[start of Dataset records]
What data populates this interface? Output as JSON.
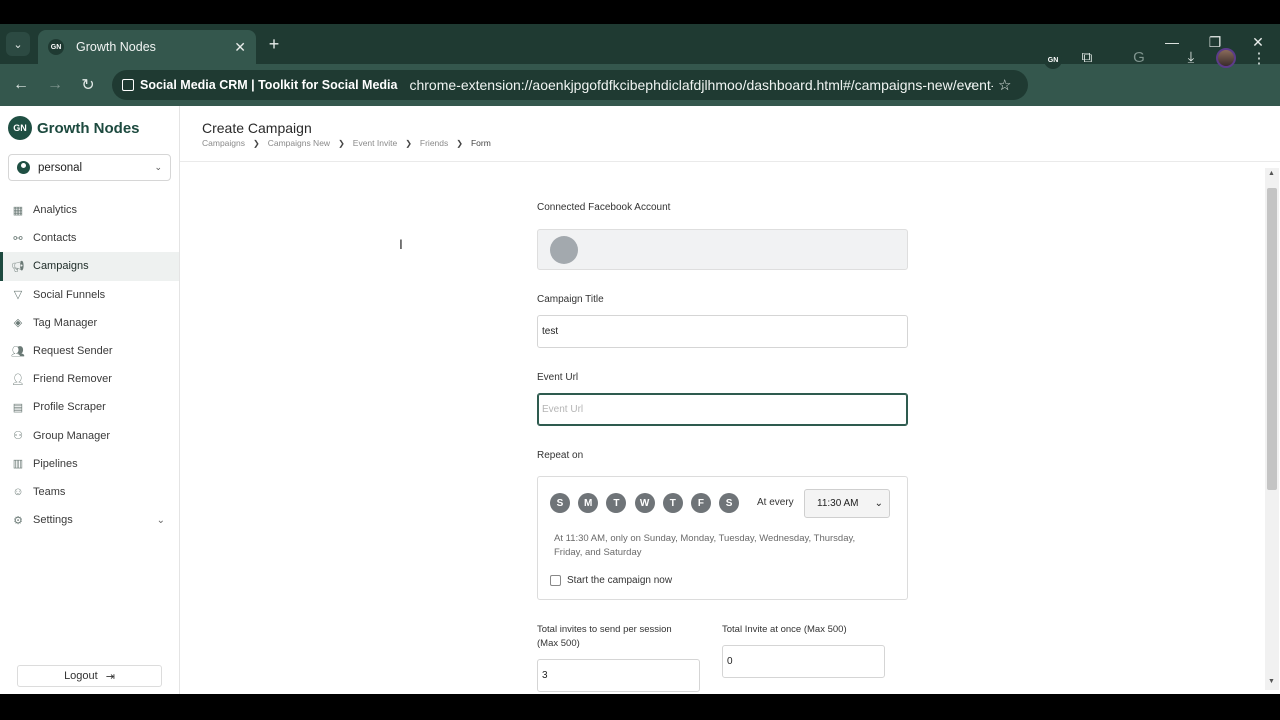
{
  "browser": {
    "tab_title": "Growth Nodes",
    "favicon_text": "GN",
    "site_chip": "Social Media CRM | Toolkit for Social Media",
    "url": "chrome-extension://aoenkjpgofdfkcibephdiclafdjlhmoo/dashboard.html#/campaigns-new/event-in..."
  },
  "sidebar": {
    "brand_logo": "GN",
    "brand_name": "Growth Nodes",
    "account": "personal",
    "items": [
      {
        "label": "Analytics",
        "icon": "analytics-icon"
      },
      {
        "label": "Contacts",
        "icon": "contacts-icon"
      },
      {
        "label": "Campaigns",
        "icon": "megaphone-icon",
        "active": true
      },
      {
        "label": "Social Funnels",
        "icon": "funnel-icon"
      },
      {
        "label": "Tag Manager",
        "icon": "tag-icon"
      },
      {
        "label": "Request Sender",
        "icon": "users-icon"
      },
      {
        "label": "Friend Remover",
        "icon": "user-remove-icon"
      },
      {
        "label": "Profile Scraper",
        "icon": "scraper-icon"
      },
      {
        "label": "Group Manager",
        "icon": "group-icon"
      },
      {
        "label": "Pipelines",
        "icon": "pipeline-icon"
      },
      {
        "label": "Teams",
        "icon": "team-icon"
      },
      {
        "label": "Settings",
        "icon": "gear-icon"
      }
    ],
    "logout": "Logout"
  },
  "header": {
    "title": "Create Campaign",
    "breadcrumb": [
      "Campaigns",
      "Campaigns New",
      "Event Invite",
      "Friends",
      "Form"
    ]
  },
  "form": {
    "fb_account_label": "Connected Facebook Account",
    "campaign_title_label": "Campaign Title",
    "campaign_title_value": "test",
    "event_url_label": "Event Url",
    "event_url_placeholder": "Event Url",
    "repeat_label": "Repeat on",
    "days": [
      "S",
      "M",
      "T",
      "W",
      "T",
      "F",
      "S"
    ],
    "at_every": "At every",
    "time": "11:30 AM",
    "schedule_text": "At 11:30 AM, only on Sunday, Monday, Tuesday, Wednesday, Thursday, Friday, and Saturday",
    "start_now": "Start the campaign now",
    "invites_per_session_label": "Total invites to send per session (Max 500)",
    "invites_per_session_value": "3",
    "invite_at_once_label": "Total Invite at once (Max 500)",
    "invite_at_once_value": "0"
  },
  "colors": {
    "brand_dark": "#1f3a32",
    "brand_green": "#1d4a3f",
    "day_chip": "#6f7478"
  }
}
[end of Dataset records]
__Set problem__
Every record above should be transcribed exactly; the pictures stay out of the copy.

__Complete response__
What data populates this interface? Output as JSON.
{
  "browser": {
    "tab_title": "Growth Nodes",
    "favicon_text": "GN",
    "site_chip": "Social Media CRM | Toolkit for Social Media",
    "url": "chrome-extension://aoenkjpgofdfkcibephdiclafdjlhmoo/dashboard.html#/campaigns-new/event-in..."
  },
  "sidebar": {
    "brand_logo": "GN",
    "brand_name": "Growth Nodes",
    "account": "personal",
    "items": [
      {
        "label": "Analytics",
        "icon": "analytics-icon"
      },
      {
        "label": "Contacts",
        "icon": "contacts-icon"
      },
      {
        "label": "Campaigns",
        "icon": "megaphone-icon",
        "active": true
      },
      {
        "label": "Social Funnels",
        "icon": "funnel-icon"
      },
      {
        "label": "Tag Manager",
        "icon": "tag-icon"
      },
      {
        "label": "Request Sender",
        "icon": "users-icon"
      },
      {
        "label": "Friend Remover",
        "icon": "user-remove-icon"
      },
      {
        "label": "Profile Scraper",
        "icon": "scraper-icon"
      },
      {
        "label": "Group Manager",
        "icon": "group-icon"
      },
      {
        "label": "Pipelines",
        "icon": "pipeline-icon"
      },
      {
        "label": "Teams",
        "icon": "team-icon"
      },
      {
        "label": "Settings",
        "icon": "gear-icon"
      }
    ],
    "logout": "Logout"
  },
  "header": {
    "title": "Create Campaign",
    "breadcrumb": [
      "Campaigns",
      "Campaigns New",
      "Event Invite",
      "Friends",
      "Form"
    ]
  },
  "form": {
    "fb_account_label": "Connected Facebook Account",
    "campaign_title_label": "Campaign Title",
    "campaign_title_value": "test",
    "event_url_label": "Event Url",
    "event_url_placeholder": "Event Url",
    "repeat_label": "Repeat on",
    "days": [
      "S",
      "M",
      "T",
      "W",
      "T",
      "F",
      "S"
    ],
    "at_every": "At every",
    "time": "11:30 AM",
    "schedule_text": "At 11:30 AM, only on Sunday, Monday, Tuesday, Wednesday, Thursday, Friday, and Saturday",
    "start_now": "Start the campaign now",
    "invites_per_session_label": "Total invites to send per session (Max 500)",
    "invites_per_session_value": "3",
    "invite_at_once_label": "Total Invite at once (Max 500)",
    "invite_at_once_value": "0"
  },
  "colors": {
    "brand_dark": "#1f3a32",
    "brand_green": "#1d4a3f",
    "day_chip": "#6f7478"
  }
}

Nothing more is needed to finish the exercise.